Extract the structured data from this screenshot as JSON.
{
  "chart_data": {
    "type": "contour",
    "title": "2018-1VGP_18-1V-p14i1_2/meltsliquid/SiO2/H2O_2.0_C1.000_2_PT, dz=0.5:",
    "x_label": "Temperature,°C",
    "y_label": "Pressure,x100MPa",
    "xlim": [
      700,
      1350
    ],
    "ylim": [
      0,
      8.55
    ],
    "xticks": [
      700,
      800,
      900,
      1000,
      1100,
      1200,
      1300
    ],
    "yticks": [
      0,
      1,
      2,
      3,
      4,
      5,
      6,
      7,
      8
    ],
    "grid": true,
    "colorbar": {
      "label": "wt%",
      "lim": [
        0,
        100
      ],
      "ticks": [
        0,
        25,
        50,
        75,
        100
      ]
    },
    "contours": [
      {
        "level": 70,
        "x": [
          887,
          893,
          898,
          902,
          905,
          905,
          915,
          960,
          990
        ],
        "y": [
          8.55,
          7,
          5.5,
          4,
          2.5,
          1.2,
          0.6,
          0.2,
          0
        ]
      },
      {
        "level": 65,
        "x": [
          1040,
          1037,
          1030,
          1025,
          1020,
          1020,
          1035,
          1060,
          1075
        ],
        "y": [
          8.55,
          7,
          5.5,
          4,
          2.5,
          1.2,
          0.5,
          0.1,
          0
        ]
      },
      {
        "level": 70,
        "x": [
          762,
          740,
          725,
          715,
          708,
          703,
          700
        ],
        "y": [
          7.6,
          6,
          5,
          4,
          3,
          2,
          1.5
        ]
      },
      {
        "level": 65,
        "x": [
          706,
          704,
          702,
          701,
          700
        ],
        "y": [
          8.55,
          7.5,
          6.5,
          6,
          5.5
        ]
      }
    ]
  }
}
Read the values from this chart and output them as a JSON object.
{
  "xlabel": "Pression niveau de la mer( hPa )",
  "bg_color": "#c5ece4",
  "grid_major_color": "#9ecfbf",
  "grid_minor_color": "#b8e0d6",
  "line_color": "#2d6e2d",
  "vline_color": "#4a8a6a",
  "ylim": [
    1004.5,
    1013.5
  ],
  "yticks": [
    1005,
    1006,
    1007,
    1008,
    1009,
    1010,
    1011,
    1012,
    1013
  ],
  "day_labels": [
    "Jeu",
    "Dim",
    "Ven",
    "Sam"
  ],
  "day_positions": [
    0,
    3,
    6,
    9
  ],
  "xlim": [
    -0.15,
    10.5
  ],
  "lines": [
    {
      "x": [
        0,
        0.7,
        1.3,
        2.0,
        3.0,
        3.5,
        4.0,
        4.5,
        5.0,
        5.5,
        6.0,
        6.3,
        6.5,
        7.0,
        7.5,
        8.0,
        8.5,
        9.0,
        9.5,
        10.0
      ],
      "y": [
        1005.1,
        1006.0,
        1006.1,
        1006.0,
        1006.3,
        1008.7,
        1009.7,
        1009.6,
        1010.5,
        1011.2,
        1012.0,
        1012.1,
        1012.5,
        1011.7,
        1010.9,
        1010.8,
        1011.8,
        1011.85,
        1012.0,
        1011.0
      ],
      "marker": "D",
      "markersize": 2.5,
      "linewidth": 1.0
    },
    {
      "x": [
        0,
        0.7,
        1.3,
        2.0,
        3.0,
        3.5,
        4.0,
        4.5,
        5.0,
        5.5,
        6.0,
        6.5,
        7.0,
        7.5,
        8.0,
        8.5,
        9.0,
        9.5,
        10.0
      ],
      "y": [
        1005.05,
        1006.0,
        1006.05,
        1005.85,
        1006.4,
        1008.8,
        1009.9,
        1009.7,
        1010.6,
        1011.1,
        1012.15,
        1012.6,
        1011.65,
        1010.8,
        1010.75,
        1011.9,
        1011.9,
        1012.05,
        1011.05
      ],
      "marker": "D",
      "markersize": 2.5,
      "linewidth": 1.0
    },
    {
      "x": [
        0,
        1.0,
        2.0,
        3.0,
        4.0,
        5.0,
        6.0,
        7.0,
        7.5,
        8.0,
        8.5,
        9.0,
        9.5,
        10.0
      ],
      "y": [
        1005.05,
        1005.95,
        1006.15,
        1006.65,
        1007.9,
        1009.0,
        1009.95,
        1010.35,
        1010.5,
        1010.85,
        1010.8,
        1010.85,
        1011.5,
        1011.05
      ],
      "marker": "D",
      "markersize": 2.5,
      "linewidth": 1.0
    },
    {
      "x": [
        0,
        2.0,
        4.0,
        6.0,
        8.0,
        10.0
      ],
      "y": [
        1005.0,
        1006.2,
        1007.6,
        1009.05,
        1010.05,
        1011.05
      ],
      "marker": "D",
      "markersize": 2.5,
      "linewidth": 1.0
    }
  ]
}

◆ **GIVEN REQUEST**
Give all of the entries again, word for word.

◆ **EXERCISE OUTPUT**
Extract the structured data from this screenshot as JSON.
{
  "chart_data": {
    "type": "contour",
    "title": "2018-1VGP_18-1V-p14i1_2/meltsliquid/SiO2/H2O_2.0_C1.000_2_PT, dz=0.5:",
    "x_label": "Temperature,°C",
    "y_label": "Pressure,x100MPa",
    "xlim": [
      700,
      1350
    ],
    "ylim": [
      0,
      8.55
    ],
    "xticks": [
      700,
      800,
      900,
      1000,
      1100,
      1200,
      1300
    ],
    "yticks": [
      0,
      1,
      2,
      3,
      4,
      5,
      6,
      7,
      8
    ],
    "grid": true,
    "colorbar": {
      "label": "wt%",
      "lim": [
        0,
        100
      ],
      "ticks": [
        0,
        25,
        50,
        75,
        100
      ]
    },
    "contours": [
      {
        "level": 70,
        "x": [
          887,
          893,
          898,
          902,
          905,
          905,
          915,
          960,
          990
        ],
        "y": [
          8.55,
          7,
          5.5,
          4,
          2.5,
          1.2,
          0.6,
          0.2,
          0
        ]
      },
      {
        "level": 65,
        "x": [
          1040,
          1037,
          1030,
          1025,
          1020,
          1020,
          1035,
          1060,
          1075
        ],
        "y": [
          8.55,
          7,
          5.5,
          4,
          2.5,
          1.2,
          0.5,
          0.1,
          0
        ]
      },
      {
        "level": 70,
        "x": [
          762,
          740,
          725,
          715,
          708,
          703,
          700
        ],
        "y": [
          7.6,
          6,
          5,
          4,
          3,
          2,
          1.5
        ]
      },
      {
        "level": 65,
        "x": [
          706,
          704,
          702,
          701,
          700
        ],
        "y": [
          8.55,
          7.5,
          6.5,
          6,
          5.5
        ]
      }
    ]
  }
}
Read the values from this chart and output them as a JSON object.
{
  "xlabel": "Pression niveau de la mer( hPa )",
  "bg_color": "#c5ece4",
  "grid_major_color": "#9ecfbf",
  "grid_minor_color": "#b8e0d6",
  "line_color": "#2d6e2d",
  "vline_color": "#4a8a6a",
  "ylim": [
    1004.5,
    1013.5
  ],
  "yticks": [
    1005,
    1006,
    1007,
    1008,
    1009,
    1010,
    1011,
    1012,
    1013
  ],
  "day_labels": [
    "Jeu",
    "Dim",
    "Ven",
    "Sam"
  ],
  "day_positions": [
    0,
    3,
    6,
    9
  ],
  "xlim": [
    -0.15,
    10.5
  ],
  "lines": [
    {
      "x": [
        0,
        0.7,
        1.3,
        2.0,
        3.0,
        3.5,
        4.0,
        4.5,
        5.0,
        5.5,
        6.0,
        6.3,
        6.5,
        7.0,
        7.5,
        8.0,
        8.5,
        9.0,
        9.5,
        10.0
      ],
      "y": [
        1005.1,
        1006.0,
        1006.1,
        1006.0,
        1006.3,
        1008.7,
        1009.7,
        1009.6,
        1010.5,
        1011.2,
        1012.0,
        1012.1,
        1012.5,
        1011.7,
        1010.9,
        1010.8,
        1011.8,
        1011.85,
        1012.0,
        1011.0
      ],
      "marker": "D",
      "markersize": 2.5,
      "linewidth": 1.0
    },
    {
      "x": [
        0,
        0.7,
        1.3,
        2.0,
        3.0,
        3.5,
        4.0,
        4.5,
        5.0,
        5.5,
        6.0,
        6.5,
        7.0,
        7.5,
        8.0,
        8.5,
        9.0,
        9.5,
        10.0
      ],
      "y": [
        1005.05,
        1006.0,
        1006.05,
        1005.85,
        1006.4,
        1008.8,
        1009.9,
        1009.7,
        1010.6,
        1011.1,
        1012.15,
        1012.6,
        1011.65,
        1010.8,
        1010.75,
        1011.9,
        1011.9,
        1012.05,
        1011.05
      ],
      "marker": "D",
      "markersize": 2.5,
      "linewidth": 1.0
    },
    {
      "x": [
        0,
        1.0,
        2.0,
        3.0,
        4.0,
        5.0,
        6.0,
        7.0,
        7.5,
        8.0,
        8.5,
        9.0,
        9.5,
        10.0
      ],
      "y": [
        1005.05,
        1005.95,
        1006.15,
        1006.65,
        1007.9,
        1009.0,
        1009.95,
        1010.35,
        1010.5,
        1010.85,
        1010.8,
        1010.85,
        1011.5,
        1011.05
      ],
      "marker": "D",
      "markersize": 2.5,
      "linewidth": 1.0
    },
    {
      "x": [
        0,
        2.0,
        4.0,
        6.0,
        8.0,
        10.0
      ],
      "y": [
        1005.0,
        1006.2,
        1007.6,
        1009.05,
        1010.05,
        1011.05
      ],
      "marker": "D",
      "markersize": 2.5,
      "linewidth": 1.0
    }
  ]
}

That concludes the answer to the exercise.